## COMPLETE THE FOLLOWING
1 > Reproduce everything in the AppleScript discussion from "On Jan 25, 2005, at 10:35" down to "a bad idea.".
2 > List the less-popular version control systems named in the AppleScript discussion.
3 > For each statement, state whether it agrees with the AppleScript discussion, and quote the words that decide it.
(a) AppleScript integrates with Automator.
(b) The writer considers AppleScript support of no use to TextMate.
(c) AppleScript offers extensive object-oriented language features.

╭─ PASSAGE

On Jan 25, 2005, at 10:35 AM, Allan Odgaard wrote:
On Jan 25, 2005, at 19:28, Allan Odgaard wrote:
AS integrates with other applications which one may use in combination with TextMate, like Automator, Script Editor [...]
Also a point I forgot to mention, AS has been refined over many years to be an application extension language, this means it has stuff like event handlers, so not only can a script call TM, but a script can setup hooks for TM to call (at least to the best of my knowledge) -- the infrastructure for all this is already defined and partially implemented, TM only needs to make use of it.
There is no language I'm aware of which has similar capabilities, so I'd have to invent a lot myself, which is more work and a bad idea.
What capabilities are you referring to? I mean, there's no functional difference between:
(1) Ruby, invoked using rb_call, IIRC
def save_hook( path, encoding, etc ) end
(2) AppleScript, invoked as described at http://www.scifihifi.com/weblog/mac/Cocoa-AppleEvent-Handlers.html
on save_hook( path, encoding, etc ) end save
To be clear, I believe that AppleScript support is a useful and TextMate should have it. I suspect, however, that it might be ultimately orthogonal to the question of an embedded scripting language. AppleScript requires a lot of overhead to perform the simplest of tasks. AppleScript also does not provide much in the way of object-oriented language features. For just one example, one way to get wide-ranging SCM support might be to export a simple Ruby object:
module TextMate class VersionControlSystem def file_remote_status(paths*)... def file_editable?... def commit_files!(paths*)... ... end end
Then it would be possible for users to subclass this object to support the less-popular RCS systems -- Perforce, svk, darcs... This sort of thing would be downright painful to implement with AppleScript.

╰─
╭─ DATA FOR REVIEW

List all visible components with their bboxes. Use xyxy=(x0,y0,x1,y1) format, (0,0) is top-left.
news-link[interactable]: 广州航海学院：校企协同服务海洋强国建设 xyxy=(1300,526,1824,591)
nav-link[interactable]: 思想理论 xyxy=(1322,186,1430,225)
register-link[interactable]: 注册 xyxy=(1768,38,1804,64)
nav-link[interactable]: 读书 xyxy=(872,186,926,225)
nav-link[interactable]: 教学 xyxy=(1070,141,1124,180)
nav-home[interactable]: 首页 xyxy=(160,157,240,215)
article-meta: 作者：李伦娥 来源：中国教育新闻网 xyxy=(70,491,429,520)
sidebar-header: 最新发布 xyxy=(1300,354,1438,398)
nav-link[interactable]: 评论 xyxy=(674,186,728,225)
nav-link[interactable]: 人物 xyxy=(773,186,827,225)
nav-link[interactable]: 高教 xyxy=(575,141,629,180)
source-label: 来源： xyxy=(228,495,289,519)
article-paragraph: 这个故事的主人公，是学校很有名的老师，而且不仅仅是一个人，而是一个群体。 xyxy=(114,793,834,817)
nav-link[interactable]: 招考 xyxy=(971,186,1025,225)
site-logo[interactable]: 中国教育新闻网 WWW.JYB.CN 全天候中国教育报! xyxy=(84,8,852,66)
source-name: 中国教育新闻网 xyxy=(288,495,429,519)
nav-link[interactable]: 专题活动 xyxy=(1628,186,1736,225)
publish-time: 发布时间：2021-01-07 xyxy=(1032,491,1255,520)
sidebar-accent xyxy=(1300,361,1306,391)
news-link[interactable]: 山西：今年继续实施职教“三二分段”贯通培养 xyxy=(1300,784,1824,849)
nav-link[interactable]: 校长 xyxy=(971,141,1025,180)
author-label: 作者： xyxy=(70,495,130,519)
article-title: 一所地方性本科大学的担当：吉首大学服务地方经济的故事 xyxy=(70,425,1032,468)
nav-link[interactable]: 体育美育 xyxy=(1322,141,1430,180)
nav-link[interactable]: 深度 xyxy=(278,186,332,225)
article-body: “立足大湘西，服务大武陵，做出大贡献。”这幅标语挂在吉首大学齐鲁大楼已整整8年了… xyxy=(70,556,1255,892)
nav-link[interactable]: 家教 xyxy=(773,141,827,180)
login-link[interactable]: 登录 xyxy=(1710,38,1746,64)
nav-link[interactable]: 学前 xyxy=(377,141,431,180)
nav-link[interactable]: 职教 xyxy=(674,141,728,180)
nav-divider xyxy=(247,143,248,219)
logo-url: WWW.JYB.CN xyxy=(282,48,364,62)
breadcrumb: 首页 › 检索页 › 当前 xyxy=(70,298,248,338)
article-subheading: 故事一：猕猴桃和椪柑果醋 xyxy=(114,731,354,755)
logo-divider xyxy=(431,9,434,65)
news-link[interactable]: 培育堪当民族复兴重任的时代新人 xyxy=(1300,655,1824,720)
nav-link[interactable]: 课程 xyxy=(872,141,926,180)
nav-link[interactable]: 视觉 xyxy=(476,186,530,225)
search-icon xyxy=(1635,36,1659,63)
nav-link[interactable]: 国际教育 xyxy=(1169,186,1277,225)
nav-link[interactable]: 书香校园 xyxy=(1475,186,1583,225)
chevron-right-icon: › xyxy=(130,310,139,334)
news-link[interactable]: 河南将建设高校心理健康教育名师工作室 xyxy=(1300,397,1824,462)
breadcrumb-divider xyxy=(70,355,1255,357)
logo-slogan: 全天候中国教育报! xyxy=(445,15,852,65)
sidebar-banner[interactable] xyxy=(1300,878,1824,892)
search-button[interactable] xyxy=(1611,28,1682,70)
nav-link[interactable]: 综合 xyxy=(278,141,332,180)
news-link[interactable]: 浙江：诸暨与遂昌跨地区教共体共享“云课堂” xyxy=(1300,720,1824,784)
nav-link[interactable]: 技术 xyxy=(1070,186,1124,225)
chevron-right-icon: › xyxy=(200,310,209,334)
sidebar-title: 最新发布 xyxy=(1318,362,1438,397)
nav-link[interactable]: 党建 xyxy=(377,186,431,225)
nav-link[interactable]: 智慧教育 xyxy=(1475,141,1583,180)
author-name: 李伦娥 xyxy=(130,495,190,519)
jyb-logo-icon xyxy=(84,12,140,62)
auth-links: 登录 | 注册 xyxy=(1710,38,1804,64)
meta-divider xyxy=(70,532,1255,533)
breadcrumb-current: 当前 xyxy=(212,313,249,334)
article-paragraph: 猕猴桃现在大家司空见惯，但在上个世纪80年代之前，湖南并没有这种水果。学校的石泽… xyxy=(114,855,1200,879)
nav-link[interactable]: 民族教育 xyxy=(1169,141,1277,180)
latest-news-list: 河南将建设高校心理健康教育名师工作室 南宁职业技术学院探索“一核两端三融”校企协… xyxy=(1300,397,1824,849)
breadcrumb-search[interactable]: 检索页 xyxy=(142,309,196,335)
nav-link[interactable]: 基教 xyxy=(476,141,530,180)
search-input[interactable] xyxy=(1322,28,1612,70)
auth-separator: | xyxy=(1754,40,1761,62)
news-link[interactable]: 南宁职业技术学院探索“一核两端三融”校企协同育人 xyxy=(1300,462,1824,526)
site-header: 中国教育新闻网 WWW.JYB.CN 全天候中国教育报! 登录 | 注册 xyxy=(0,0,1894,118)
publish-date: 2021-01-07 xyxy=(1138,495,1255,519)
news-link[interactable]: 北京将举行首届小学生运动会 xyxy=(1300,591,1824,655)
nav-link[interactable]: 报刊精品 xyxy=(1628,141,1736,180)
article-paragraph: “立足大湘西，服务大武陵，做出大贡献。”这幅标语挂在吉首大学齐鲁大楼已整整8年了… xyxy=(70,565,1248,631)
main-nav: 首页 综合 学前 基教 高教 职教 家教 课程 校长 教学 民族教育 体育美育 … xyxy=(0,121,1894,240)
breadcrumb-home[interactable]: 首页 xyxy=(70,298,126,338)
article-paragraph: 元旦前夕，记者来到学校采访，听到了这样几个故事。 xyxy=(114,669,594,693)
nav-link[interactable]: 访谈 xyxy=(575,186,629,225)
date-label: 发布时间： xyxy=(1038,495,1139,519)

╰─

## RESULTS BY TASK
1 >
On Jan 25, 2005, at 10:35 AM, Allan Odgaard wrote:
On Jan 25, 2005, at 19:28, Allan Odgaard wrote:
AS integrates with other applications which one may use in combination with TextMate, like Automator, Script Editor [...]
Also a point I forgot to mention, AS has been refined over many years to be an application extension language, this means it has stuff like event handlers, so not only can a script call TM, but a script can setup hooks for TM to call (at least to the best of my knowledge) -- the infrastructure for all this is already defined and partially implemented, TM only needs to make use of it.
There is no language I'm aware of which has similar capabilities, so I'd have to invent a lot myself, which is more work and a bad idea.

2 >
Perforce
svk
darcs

3 >
(a) Yes: "AS integrates with other applications which one may use in combination with TextMate, like Automator, Script Editor"
(b) No: "I believe that AppleScript support is a useful and TextMate should have it."
(c) No: "AppleScript also does not provide much in the way of object-oriented language features."